What you need to do: Extract every line from the first one down to the line containing "card-label: Романтические вечера", with both of those lines included, and reproduce them character for character.

Given records:

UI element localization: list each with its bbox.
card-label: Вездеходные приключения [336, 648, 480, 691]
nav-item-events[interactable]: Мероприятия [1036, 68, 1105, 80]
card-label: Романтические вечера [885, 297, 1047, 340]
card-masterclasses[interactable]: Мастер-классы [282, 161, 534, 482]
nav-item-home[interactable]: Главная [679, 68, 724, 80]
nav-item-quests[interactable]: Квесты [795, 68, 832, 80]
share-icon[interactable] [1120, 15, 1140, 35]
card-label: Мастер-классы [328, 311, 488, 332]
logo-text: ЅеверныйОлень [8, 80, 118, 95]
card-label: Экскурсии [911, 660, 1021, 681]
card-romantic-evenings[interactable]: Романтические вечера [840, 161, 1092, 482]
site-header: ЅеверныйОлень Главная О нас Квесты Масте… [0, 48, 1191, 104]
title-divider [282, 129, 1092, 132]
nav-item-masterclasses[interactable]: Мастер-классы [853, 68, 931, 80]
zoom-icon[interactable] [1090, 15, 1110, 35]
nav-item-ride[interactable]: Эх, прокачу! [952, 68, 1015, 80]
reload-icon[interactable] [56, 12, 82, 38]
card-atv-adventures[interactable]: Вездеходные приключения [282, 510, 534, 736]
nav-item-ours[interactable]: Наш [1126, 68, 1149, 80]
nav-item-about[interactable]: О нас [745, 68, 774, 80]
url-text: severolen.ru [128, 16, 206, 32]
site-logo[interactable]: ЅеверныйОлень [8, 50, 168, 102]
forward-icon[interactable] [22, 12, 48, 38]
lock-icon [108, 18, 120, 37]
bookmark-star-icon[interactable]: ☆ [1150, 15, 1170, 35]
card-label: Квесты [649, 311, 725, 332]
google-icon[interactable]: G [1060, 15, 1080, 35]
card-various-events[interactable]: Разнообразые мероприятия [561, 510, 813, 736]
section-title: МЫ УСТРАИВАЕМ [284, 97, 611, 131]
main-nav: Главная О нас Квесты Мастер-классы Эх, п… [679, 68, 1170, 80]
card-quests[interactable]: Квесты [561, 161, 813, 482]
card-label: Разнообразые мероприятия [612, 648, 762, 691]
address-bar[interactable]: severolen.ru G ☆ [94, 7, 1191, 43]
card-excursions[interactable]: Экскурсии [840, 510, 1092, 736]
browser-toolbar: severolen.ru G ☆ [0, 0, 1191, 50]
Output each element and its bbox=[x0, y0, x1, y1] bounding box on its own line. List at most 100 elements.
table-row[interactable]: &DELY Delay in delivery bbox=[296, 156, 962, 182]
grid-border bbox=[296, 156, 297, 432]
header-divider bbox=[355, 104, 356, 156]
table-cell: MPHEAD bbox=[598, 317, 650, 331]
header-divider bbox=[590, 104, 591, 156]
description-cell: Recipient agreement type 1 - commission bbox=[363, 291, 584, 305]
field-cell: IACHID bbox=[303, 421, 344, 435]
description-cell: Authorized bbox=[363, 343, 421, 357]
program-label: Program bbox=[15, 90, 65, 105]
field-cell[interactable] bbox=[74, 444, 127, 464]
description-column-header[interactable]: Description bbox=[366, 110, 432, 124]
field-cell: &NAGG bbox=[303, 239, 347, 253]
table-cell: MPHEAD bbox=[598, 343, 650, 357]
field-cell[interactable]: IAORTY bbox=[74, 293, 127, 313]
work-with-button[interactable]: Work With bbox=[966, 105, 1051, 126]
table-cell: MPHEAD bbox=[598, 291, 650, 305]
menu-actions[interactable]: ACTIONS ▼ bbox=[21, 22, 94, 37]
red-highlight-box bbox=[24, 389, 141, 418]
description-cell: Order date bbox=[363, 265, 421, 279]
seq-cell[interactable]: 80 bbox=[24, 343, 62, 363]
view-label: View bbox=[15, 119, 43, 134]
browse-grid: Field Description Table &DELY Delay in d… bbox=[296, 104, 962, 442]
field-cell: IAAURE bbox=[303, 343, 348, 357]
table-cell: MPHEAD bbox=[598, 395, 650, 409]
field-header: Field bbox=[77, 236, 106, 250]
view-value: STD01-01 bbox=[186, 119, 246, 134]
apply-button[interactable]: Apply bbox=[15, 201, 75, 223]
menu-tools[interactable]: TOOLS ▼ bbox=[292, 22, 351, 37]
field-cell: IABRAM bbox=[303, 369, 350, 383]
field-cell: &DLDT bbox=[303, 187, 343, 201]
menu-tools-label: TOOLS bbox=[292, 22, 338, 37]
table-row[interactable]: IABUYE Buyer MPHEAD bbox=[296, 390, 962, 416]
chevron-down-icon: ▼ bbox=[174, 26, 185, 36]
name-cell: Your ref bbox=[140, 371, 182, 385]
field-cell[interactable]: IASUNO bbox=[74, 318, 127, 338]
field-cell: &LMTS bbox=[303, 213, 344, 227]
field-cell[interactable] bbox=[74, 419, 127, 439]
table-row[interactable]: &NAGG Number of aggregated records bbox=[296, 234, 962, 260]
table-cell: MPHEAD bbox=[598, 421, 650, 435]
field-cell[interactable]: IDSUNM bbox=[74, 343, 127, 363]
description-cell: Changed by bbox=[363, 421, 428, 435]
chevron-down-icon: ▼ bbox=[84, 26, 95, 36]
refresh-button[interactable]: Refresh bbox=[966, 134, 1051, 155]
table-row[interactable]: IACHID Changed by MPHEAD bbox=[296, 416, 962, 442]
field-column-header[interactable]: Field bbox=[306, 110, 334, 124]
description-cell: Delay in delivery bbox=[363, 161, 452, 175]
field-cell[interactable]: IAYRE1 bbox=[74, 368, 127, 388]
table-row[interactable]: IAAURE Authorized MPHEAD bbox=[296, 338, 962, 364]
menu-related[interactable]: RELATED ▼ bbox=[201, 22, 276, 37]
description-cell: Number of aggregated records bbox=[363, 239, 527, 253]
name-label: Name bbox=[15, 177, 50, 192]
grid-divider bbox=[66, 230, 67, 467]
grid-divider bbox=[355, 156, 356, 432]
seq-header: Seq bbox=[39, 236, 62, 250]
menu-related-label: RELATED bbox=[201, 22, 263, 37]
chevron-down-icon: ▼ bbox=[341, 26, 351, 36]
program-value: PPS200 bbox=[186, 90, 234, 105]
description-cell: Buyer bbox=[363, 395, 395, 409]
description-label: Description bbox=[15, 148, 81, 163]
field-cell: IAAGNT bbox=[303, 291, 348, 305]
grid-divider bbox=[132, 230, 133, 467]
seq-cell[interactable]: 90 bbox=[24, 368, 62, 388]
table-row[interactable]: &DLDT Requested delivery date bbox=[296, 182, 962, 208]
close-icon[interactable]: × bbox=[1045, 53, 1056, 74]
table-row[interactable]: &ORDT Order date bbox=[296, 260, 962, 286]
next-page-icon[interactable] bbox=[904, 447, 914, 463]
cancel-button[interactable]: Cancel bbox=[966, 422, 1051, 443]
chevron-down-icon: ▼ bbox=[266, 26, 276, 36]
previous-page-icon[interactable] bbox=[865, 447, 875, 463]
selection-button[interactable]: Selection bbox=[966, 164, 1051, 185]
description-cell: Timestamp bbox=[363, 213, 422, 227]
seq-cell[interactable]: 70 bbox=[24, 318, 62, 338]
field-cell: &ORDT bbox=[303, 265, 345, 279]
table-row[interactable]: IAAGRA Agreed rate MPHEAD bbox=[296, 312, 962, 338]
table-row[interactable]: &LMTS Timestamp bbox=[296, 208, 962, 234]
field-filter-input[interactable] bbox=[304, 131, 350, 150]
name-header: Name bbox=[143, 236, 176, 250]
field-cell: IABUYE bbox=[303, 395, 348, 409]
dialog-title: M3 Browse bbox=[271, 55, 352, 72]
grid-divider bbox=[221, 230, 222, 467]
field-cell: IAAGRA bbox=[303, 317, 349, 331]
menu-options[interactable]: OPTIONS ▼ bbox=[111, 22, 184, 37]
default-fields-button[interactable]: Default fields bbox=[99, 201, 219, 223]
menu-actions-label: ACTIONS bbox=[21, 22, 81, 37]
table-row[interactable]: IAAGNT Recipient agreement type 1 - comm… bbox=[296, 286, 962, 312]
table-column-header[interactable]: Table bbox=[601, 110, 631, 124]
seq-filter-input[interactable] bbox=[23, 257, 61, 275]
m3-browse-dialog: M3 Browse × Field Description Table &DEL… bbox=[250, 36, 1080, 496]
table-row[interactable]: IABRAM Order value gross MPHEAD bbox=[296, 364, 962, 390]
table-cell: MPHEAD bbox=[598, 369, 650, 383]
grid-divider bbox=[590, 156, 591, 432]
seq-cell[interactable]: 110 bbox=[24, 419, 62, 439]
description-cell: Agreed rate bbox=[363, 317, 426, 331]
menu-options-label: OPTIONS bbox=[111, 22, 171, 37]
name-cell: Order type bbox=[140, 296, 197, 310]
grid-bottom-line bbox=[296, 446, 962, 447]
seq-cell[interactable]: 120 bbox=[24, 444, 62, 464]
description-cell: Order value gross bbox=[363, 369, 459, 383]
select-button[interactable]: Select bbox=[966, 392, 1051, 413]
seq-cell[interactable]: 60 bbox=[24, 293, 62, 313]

Answer for this exercise:
UI element localization: list each with its bbox.
card-label: Вездеходные приключения [336, 648, 480, 691]
nav-item-events[interactable]: Мероприятия [1036, 68, 1105, 80]
card-label: Романтические вечера [885, 297, 1047, 340]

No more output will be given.